- _Exercise instructions_: Could you output all of the records below exactly as they appear?

- _Provided records_:
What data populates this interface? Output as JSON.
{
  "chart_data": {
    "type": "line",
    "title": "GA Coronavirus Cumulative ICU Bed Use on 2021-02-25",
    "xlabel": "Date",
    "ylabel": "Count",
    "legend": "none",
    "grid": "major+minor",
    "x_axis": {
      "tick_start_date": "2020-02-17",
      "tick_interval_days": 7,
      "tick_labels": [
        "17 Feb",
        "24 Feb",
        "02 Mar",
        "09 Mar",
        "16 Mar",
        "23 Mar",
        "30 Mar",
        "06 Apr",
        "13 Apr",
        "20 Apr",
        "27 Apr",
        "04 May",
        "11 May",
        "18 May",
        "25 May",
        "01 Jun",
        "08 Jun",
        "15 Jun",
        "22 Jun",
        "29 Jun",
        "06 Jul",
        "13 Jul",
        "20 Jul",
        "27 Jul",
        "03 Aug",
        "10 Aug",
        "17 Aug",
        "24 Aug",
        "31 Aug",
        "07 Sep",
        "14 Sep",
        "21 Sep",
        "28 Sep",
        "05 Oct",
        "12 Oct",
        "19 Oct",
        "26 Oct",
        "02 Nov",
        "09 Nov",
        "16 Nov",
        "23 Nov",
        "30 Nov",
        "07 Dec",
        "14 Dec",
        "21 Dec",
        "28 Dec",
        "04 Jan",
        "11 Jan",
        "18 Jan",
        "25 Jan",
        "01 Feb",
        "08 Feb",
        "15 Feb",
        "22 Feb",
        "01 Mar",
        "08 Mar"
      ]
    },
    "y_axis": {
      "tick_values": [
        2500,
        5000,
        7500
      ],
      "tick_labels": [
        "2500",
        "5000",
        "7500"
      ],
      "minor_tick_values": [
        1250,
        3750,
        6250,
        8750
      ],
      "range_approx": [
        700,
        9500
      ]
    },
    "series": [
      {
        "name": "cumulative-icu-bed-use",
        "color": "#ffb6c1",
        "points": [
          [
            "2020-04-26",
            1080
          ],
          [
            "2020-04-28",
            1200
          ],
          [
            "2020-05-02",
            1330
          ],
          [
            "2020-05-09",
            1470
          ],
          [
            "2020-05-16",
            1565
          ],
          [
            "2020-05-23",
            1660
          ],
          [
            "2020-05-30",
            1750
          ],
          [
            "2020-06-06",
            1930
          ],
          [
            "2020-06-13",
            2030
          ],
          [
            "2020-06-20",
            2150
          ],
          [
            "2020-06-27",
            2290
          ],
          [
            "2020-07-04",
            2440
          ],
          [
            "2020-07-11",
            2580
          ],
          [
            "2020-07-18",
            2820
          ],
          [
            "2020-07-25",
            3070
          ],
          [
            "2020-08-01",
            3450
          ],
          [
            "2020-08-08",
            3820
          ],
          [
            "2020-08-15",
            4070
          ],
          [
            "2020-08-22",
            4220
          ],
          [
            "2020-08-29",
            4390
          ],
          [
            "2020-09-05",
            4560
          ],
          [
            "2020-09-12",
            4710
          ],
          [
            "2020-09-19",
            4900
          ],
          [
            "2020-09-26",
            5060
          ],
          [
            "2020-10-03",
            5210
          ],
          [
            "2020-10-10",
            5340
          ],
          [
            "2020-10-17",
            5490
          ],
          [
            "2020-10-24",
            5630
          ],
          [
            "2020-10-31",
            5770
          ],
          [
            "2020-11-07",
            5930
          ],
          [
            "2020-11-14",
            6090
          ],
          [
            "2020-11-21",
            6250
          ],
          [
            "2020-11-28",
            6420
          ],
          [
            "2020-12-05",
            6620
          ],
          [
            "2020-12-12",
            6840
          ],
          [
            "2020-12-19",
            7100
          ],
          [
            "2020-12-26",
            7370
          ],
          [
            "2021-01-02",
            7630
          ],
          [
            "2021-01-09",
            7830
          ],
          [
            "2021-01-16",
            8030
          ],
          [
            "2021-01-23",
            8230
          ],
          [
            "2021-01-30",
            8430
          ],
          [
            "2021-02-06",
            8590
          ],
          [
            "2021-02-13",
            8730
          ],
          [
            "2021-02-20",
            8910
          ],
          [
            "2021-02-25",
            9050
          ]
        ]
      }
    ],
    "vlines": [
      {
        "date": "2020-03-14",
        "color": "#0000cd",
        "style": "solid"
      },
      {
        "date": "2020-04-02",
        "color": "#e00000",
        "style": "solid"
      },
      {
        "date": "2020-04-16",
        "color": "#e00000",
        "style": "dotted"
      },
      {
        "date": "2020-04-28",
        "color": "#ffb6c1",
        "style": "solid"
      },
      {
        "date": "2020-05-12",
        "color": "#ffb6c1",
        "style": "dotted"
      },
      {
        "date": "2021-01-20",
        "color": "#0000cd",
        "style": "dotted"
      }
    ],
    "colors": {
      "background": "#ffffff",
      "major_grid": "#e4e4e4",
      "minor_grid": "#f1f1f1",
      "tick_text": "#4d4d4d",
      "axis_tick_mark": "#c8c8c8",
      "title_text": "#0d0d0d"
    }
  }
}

- _Exercise output_:
What data populates this interface? Output as JSON.
{
  "chart_data": {
    "type": "line",
    "title": "GA Coronavirus Cumulative ICU Bed Use on 2021-02-25",
    "xlabel": "Date",
    "ylabel": "Count",
    "legend": "none",
    "grid": "major+minor",
    "x_axis": {
      "tick_start_date": "2020-02-17",
      "tick_interval_days": 7,
      "tick_labels": [
        "17 Feb",
        "24 Feb",
        "02 Mar",
        "09 Mar",
        "16 Mar",
        "23 Mar",
        "30 Mar",
        "06 Apr",
        "13 Apr",
        "20 Apr",
        "27 Apr",
        "04 May",
        "11 May",
        "18 May",
        "25 May",
        "01 Jun",
        "08 Jun",
        "15 Jun",
        "22 Jun",
        "29 Jun",
        "06 Jul",
        "13 Jul",
        "20 Jul",
        "27 Jul",
        "03 Aug",
        "10 Aug",
        "17 Aug",
        "24 Aug",
        "31 Aug",
        "07 Sep",
        "14 Sep",
        "21 Sep",
        "28 Sep",
        "05 Oct",
        "12 Oct",
        "19 Oct",
        "26 Oct",
        "02 Nov",
        "09 Nov",
        "16 Nov",
        "23 Nov",
        "30 Nov",
        "07 Dec",
        "14 Dec",
        "21 Dec",
        "28 Dec",
        "04 Jan",
        "11 Jan",
        "18 Jan",
        "25 Jan",
        "01 Feb",
        "08 Feb",
        "15 Feb",
        "22 Feb",
        "01 Mar",
        "08 Mar"
      ]
    },
    "y_axis": {
      "tick_values": [
        2500,
        5000,
        7500
      ],
      "tick_labels": [
        "2500",
        "5000",
        "7500"
      ],
      "minor_tick_values": [
        1250,
        3750,
        6250,
        8750
      ],
      "range_approx": [
        700,
        9500
      ]
    },
    "series": [
      {
        "name": "cumulative-icu-bed-use",
        "color": "#ffb6c1",
        "points": [
          [
            "2020-04-26",
            1080
          ],
          [
            "2020-04-28",
            1200
          ],
          [
            "2020-05-02",
            1330
          ],
          [
            "2020-05-09",
            1470
          ],
          [
            "2020-05-16",
            1565
          ],
          [
            "2020-05-23",
            1660
          ],
          [
            "2020-05-30",
            1750
          ],
          [
            "2020-06-06",
            1930
          ],
          [
            "2020-06-13",
            2030
          ],
          [
            "2020-06-20",
            2150
          ],
          [
            "2020-06-27",
            2290
          ],
          [
            "2020-07-04",
            2440
          ],
          [
            "2020-07-11",
            2580
          ],
          [
            "2020-07-18",
            2820
          ],
          [
            "2020-07-25",
            3070
          ],
          [
            "2020-08-01",
            3450
          ],
          [
            "2020-08-08",
            3820
          ],
          [
            "2020-08-15",
            4070
          ],
          [
            "2020-08-22",
            4220
          ],
          [
            "2020-08-29",
            4390
          ],
          [
            "2020-09-05",
            4560
          ],
          [
            "2020-09-12",
            4710
          ],
          [
            "2020-09-19",
            4900
          ],
          [
            "2020-09-26",
            5060
          ],
          [
            "2020-10-03",
            5210
          ],
          [
            "2020-10-10",
            5340
          ],
          [
            "2020-10-17",
            5490
          ],
          [
            "2020-10-24",
            5630
          ],
          [
            "2020-10-31",
            5770
          ],
          [
            "2020-11-07",
            5930
          ],
          [
            "2020-11-14",
            6090
          ],
          [
            "2020-11-21",
            6250
          ],
          [
            "2020-11-28",
            6420
          ],
          [
            "2020-12-05",
            6620
          ],
          [
            "2020-12-12",
            6840
          ],
          [
            "2020-12-19",
            7100
          ],
          [
            "2020-12-26",
            7370
          ],
          [
            "2021-01-02",
            7630
          ],
          [
            "2021-01-09",
            7830
          ],
          [
            "2021-01-16",
            8030
          ],
          [
            "2021-01-23",
            8230
          ],
          [
            "2021-01-30",
            8430
          ],
          [
            "2021-02-06",
            8590
          ],
          [
            "2021-02-13",
            8730
          ],
          [
            "2021-02-20",
            8910
          ],
          [
            "2021-02-25",
            9050
          ]
        ]
      }
    ],
    "vlines": [
      {
        "date": "2020-03-14",
        "color": "#0000cd",
        "style": "solid"
      },
      {
        "date": "2020-04-02",
        "color": "#e00000",
        "style": "solid"
      },
      {
        "date": "2020-04-16",
        "color": "#e00000",
        "style": "dotted"
      },
      {
        "date": "2020-04-28",
        "color": "#ffb6c1",
        "style": "solid"
      },
      {
        "date": "2020-05-12",
        "color": "#ffb6c1",
        "style": "dotted"
      },
      {
        "date": "2021-01-20",
        "color": "#0000cd",
        "style": "dotted"
      }
    ],
    "colors": {
      "background": "#ffffff",
      "major_grid": "#e4e4e4",
      "minor_grid": "#f1f1f1",
      "tick_text": "#4d4d4d",
      "axis_tick_mark": "#c8c8c8",
      "title_text": "#0d0d0d"
    }
  }
}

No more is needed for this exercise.